* _Task directions_
Copy out exactly the lines from the line containing "Extract the chart's" to the end of the listing.

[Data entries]
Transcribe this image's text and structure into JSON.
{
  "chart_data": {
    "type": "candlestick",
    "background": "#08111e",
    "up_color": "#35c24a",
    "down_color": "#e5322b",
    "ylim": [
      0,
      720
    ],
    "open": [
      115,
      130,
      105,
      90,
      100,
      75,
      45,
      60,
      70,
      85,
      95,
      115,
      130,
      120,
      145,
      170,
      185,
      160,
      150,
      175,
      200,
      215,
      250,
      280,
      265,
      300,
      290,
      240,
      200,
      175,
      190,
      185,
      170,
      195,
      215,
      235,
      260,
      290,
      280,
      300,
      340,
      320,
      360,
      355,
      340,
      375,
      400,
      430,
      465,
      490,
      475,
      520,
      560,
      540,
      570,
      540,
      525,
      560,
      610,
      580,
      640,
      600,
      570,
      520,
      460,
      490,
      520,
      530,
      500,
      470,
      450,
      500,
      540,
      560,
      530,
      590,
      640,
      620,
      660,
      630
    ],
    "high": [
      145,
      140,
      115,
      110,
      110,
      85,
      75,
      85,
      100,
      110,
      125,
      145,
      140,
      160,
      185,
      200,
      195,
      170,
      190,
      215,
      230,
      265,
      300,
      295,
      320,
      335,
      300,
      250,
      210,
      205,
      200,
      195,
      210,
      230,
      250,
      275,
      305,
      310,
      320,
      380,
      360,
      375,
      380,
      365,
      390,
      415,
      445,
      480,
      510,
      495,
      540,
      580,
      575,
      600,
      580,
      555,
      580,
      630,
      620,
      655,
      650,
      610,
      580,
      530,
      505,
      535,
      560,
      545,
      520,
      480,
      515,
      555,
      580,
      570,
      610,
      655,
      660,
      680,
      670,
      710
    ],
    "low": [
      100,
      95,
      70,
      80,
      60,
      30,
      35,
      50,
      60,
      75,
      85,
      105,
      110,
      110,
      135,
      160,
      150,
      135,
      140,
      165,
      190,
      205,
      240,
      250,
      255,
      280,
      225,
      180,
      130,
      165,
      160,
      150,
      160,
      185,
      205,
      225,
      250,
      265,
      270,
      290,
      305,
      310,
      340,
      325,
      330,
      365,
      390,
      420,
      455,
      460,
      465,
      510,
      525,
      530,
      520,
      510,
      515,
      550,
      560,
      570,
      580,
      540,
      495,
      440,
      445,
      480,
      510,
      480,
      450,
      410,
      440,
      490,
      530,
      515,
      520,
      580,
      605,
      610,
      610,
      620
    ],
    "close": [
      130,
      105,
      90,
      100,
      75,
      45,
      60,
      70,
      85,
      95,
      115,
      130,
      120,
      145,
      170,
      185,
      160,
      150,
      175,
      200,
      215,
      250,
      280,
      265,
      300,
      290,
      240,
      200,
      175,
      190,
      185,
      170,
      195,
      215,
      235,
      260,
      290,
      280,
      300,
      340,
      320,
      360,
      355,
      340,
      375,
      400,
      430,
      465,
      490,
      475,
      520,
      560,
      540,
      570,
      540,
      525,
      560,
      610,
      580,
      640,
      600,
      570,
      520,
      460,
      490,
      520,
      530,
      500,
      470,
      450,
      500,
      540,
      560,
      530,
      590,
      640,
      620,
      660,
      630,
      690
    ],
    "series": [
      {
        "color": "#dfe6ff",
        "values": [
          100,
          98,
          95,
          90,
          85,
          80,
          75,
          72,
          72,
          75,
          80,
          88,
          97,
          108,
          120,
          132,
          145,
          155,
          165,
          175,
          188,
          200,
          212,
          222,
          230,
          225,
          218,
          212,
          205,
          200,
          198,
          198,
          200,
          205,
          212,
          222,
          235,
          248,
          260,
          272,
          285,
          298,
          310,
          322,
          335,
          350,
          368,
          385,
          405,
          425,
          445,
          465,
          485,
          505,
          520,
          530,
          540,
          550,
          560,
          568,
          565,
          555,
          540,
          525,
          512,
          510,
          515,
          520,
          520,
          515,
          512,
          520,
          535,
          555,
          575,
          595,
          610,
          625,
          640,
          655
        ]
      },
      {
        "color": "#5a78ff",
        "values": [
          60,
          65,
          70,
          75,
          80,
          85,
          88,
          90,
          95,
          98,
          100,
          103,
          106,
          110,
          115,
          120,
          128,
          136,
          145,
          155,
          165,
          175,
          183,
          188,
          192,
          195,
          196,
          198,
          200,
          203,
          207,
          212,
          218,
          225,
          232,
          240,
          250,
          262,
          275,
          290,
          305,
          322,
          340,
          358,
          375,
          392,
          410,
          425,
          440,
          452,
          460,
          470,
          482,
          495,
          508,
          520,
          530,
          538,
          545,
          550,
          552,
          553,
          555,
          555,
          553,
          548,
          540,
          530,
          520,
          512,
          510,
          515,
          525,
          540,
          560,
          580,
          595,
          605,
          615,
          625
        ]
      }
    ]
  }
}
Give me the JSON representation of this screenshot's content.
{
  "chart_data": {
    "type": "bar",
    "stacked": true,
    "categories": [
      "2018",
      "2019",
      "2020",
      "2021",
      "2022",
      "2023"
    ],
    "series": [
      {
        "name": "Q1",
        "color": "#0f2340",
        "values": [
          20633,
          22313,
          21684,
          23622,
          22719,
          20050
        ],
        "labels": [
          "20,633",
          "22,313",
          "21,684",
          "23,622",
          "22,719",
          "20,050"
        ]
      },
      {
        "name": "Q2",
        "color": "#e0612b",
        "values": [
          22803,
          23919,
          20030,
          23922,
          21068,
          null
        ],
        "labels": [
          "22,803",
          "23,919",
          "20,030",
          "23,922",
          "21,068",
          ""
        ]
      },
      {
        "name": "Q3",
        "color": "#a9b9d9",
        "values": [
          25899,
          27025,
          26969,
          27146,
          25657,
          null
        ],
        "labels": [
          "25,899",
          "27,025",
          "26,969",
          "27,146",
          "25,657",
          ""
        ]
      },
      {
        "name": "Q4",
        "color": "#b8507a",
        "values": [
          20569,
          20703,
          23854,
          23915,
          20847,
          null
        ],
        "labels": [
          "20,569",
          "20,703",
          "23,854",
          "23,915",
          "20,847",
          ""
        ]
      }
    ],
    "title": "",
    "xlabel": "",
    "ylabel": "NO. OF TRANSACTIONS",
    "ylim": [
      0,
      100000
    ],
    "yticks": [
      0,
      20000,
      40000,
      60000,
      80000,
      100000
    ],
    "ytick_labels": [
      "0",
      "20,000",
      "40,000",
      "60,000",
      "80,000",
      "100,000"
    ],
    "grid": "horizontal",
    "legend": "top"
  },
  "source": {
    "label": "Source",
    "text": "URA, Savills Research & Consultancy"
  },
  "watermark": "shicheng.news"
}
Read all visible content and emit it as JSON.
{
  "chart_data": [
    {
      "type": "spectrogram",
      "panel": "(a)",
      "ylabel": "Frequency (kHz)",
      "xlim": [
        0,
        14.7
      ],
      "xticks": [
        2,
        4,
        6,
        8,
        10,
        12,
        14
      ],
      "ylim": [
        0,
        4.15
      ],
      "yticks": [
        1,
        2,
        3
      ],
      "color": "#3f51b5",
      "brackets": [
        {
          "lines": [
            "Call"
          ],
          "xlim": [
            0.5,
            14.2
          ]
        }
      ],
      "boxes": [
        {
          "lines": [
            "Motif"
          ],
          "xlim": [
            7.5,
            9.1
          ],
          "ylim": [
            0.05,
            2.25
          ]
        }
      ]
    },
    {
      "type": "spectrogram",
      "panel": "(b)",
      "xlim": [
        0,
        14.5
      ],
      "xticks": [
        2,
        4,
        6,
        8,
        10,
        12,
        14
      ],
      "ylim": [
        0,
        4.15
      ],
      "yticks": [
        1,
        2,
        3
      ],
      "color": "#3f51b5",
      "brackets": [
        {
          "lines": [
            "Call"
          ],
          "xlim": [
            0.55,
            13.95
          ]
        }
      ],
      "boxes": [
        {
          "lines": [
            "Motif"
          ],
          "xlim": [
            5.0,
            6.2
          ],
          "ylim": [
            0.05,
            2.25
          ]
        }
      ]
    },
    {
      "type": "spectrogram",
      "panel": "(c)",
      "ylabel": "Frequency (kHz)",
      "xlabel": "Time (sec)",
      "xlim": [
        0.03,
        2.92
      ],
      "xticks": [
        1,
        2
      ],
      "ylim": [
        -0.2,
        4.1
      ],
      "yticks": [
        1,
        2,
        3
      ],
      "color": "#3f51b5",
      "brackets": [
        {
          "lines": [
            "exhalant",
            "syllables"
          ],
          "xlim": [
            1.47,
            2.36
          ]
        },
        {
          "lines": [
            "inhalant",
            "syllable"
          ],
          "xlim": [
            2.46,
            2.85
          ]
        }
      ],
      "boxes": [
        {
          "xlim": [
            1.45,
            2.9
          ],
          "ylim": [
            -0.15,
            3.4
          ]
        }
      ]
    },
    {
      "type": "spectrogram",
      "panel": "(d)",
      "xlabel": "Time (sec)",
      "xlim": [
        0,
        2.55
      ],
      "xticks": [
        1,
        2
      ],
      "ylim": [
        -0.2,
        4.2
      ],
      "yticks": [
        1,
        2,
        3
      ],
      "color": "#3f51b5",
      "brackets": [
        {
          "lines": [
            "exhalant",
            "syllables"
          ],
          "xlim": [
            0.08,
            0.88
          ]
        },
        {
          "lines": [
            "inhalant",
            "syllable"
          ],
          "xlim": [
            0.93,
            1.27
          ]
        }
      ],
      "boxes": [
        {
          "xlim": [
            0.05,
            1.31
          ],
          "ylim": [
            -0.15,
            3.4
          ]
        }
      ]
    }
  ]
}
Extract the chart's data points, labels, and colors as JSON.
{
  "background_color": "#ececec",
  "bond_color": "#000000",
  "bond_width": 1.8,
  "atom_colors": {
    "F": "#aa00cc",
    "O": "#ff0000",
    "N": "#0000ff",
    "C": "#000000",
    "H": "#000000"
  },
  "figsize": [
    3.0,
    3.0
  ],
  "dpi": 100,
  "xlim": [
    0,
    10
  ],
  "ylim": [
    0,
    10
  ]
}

* _The output_
Extract the chart's data points, labels, and colors as JSON.
{
  "background_color": "#ececec",
  "bond_color": "#000000",
  "bond_width": 1.8,
  "atom_colors": {
    "F": "#aa00cc",
    "O": "#ff0000",
    "N": "#0000ff",
    "C": "#000000",
    "H": "#000000"
  },
  "figsize": [
    3.0,
    3.0
  ],
  "dpi": 100,
  "xlim": [
    0,
    10
  ],
  "ylim": [
    0,
    10
  ]
}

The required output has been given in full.